>> start Data provided
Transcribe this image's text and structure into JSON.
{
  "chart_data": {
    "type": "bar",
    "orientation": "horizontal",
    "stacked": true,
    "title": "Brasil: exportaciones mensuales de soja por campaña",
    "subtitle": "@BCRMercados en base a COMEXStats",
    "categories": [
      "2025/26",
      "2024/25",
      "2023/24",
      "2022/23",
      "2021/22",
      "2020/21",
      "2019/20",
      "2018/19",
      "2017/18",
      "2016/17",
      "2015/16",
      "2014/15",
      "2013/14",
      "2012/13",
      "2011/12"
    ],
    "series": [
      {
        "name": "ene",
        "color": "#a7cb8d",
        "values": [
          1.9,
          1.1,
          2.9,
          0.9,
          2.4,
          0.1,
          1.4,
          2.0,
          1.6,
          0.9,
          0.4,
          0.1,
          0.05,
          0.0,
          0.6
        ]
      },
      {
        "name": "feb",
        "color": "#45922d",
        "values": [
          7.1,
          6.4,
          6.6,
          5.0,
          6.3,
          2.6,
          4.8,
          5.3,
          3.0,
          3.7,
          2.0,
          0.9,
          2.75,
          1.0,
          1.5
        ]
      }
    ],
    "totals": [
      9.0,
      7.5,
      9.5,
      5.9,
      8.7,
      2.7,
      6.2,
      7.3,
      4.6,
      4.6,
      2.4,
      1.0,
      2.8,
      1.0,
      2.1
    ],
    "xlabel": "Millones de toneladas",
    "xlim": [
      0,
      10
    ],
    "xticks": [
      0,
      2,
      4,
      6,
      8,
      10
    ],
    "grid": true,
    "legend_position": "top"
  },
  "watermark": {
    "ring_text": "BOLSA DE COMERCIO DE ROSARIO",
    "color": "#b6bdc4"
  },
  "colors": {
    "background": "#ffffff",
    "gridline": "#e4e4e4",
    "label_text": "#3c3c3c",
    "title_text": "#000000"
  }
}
>> end Data provided
● Aim of the exercise
Output every record above exactly as it appears.

● Task solution
Transcribe this image's text and structure into JSON.
{
  "chart_data": {
    "type": "bar",
    "orientation": "horizontal",
    "stacked": true,
    "title": "Brasil: exportaciones mensuales de soja por campaña",
    "subtitle": "@BCRMercados en base a COMEXStats",
    "categories": [
      "2025/26",
      "2024/25",
      "2023/24",
      "2022/23",
      "2021/22",
      "2020/21",
      "2019/20",
      "2018/19",
      "2017/18",
      "2016/17",
      "2015/16",
      "2014/15",
      "2013/14",
      "2012/13",
      "2011/12"
    ],
    "series": [
      {
        "name": "ene",
        "color": "#a7cb8d",
        "values": [
          1.9,
          1.1,
          2.9,
          0.9,
          2.4,
          0.1,
          1.4,
          2.0,
          1.6,
          0.9,
          0.4,
          0.1,
          0.05,
          0.0,
          0.6
        ]
      },
      {
        "name": "feb",
        "color": "#45922d",
        "values": [
          7.1,
          6.4,
          6.6,
          5.0,
          6.3,
          2.6,
          4.8,
          5.3,
          3.0,
          3.7,
          2.0,
          0.9,
          2.75,
          1.0,
          1.5
        ]
      }
    ],
    "totals": [
      9.0,
      7.5,
      9.5,
      5.9,
      8.7,
      2.7,
      6.2,
      7.3,
      4.6,
      4.6,
      2.4,
      1.0,
      2.8,
      1.0,
      2.1
    ],
    "xlabel": "Millones de toneladas",
    "xlim": [
      0,
      10
    ],
    "xticks": [
      0,
      2,
      4,
      6,
      8,
      10
    ],
    "grid": true,
    "legend_position": "top"
  },
  "watermark": {
    "ring_text": "BOLSA DE COMERCIO DE ROSARIO",
    "color": "#b6bdc4"
  },
  "colors": {
    "background": "#ffffff",
    "gridline": "#e4e4e4",
    "label_text": "#3c3c3c",
    "title_text": "#000000"
  }
}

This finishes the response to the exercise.